• _DIRECTION 1_:
In the forum thread about 80% lowers, how much did mattech pay for each lower?
• _DIRECTION 2_:
Rewrite the listing from its first line through the line containing "over-fender-drawing bbox=[759, 674, 1067, 937]", with "fuel-lid-drawing" changed to "fuel-door-drawing" and nothing else altered. Return only those lines.

# 80% lower



## JohnnyWalker (Jun 9, 2015)

Questions for those who are in the know.

Is it true that I can legally finish an 80% lower and build an AR at home without an FFL?

Is finishing a lower as easy as it appears in the YouTube videos?

What company would you recommend for the parts for the lower and upper?

I'm going to build on in .308, how do I  reduce the recoil?


----------



## hayseed_theology (Jun 9, 2015)

JohnnyWalker said:


> I'm going to build on in .308, how do I  reduce the recoil?



I am not in the know on finishing a lower, but I shoot an AR-10 in .308.  Most AR-10's have a good bit of heft to them. With a decent brake, the recoil should be very manageable.


----------



## Ajohnson0587 (Jun 9, 2015)

JohnnyWalker said:


> Questions for those who are in the know.
> 
> Is it true that I can legally finish an 80% lower and build an AR at home without an FFL?
> 
> ...



If you don't mind me asking... Why an 80% lower? 
Price? 
Wanting to keep Uncle Sam out of your business?


----------



## NE GA Pappy (Jun 9, 2015)

.308 must be an AR10, you can't get a .308 in an AR15 magazine well


----------



## mattech (Jun 9, 2015)

Yes its true, I bought these from tactical machining.com for $29.00 each. Have not don't the work yet though. I just couldn't pass up the deal. That website also have the jigs for sell to complete.

http://www.tacticalmachining.com/80-products/80-ar15-lower-receivers/80-ar-15-lower-receiver.html


----------



## mattech (Jun 9, 2015)

NE GA Pappy said:


> .308 must be an AR10, you can't get a .308 in an AR15 magazine well



This, but the ar15 has many options.


----------



## georgia_home (Jun 9, 2015)

they are completely legal to build. YOU MUST DO IT YOURSELF. WITHOUT HELP.

do not violate the atf regs regarding full auto or sbr (short barrel rifle, check regs on this. barrel length/oal/stock type/subject to tax stamp).

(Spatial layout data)
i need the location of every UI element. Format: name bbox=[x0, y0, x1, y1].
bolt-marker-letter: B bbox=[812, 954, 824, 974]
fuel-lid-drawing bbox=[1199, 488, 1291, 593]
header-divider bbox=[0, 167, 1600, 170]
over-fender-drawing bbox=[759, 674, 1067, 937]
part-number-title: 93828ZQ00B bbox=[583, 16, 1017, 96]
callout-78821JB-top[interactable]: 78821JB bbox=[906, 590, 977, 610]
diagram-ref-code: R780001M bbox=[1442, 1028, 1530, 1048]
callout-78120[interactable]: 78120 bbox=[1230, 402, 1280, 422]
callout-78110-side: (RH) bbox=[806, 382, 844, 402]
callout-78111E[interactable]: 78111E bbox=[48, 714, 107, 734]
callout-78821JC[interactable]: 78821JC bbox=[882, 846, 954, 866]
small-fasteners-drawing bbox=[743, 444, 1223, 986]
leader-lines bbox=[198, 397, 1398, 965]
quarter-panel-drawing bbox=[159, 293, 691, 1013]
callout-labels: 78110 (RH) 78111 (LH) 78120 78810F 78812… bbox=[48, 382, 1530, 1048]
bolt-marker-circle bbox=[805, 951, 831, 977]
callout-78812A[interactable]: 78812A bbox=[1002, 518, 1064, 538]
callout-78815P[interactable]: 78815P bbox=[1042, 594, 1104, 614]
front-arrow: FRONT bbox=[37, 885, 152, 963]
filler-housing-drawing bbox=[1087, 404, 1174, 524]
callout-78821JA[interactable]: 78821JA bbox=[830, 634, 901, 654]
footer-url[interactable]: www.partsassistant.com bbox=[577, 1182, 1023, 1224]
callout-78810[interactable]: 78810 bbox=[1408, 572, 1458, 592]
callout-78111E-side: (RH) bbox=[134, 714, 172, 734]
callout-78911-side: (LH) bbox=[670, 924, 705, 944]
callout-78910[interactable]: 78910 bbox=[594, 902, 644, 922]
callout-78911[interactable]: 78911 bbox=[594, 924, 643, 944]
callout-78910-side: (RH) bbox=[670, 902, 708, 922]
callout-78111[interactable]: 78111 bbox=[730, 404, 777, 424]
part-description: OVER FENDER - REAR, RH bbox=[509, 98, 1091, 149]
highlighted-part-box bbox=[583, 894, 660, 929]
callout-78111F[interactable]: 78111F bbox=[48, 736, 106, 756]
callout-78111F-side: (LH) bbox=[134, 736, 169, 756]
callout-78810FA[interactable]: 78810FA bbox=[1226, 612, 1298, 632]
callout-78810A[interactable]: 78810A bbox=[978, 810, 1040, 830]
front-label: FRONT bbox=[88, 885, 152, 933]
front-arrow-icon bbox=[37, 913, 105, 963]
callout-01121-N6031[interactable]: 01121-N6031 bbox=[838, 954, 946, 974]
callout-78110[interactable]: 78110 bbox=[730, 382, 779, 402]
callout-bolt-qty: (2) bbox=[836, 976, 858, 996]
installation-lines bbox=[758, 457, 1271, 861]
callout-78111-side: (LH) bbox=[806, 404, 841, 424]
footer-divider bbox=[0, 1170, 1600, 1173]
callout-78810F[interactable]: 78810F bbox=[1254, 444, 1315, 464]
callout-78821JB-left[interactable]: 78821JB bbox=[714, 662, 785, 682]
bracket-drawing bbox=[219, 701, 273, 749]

• _FULL OUTPUT 1_:
$29.00 each.

• _FULL OUTPUT 2_:
i need the location of every UI element. Format: name bbox=[x0, y0, x1, y1].
bolt-marker-letter: B bbox=[812, 954, 824, 974]
fuel-door-drawing bbox=[1199, 488, 1291, 593]
header-divider bbox=[0, 167, 1600, 170]
over-fender-drawing bbox=[759, 674, 1067, 937]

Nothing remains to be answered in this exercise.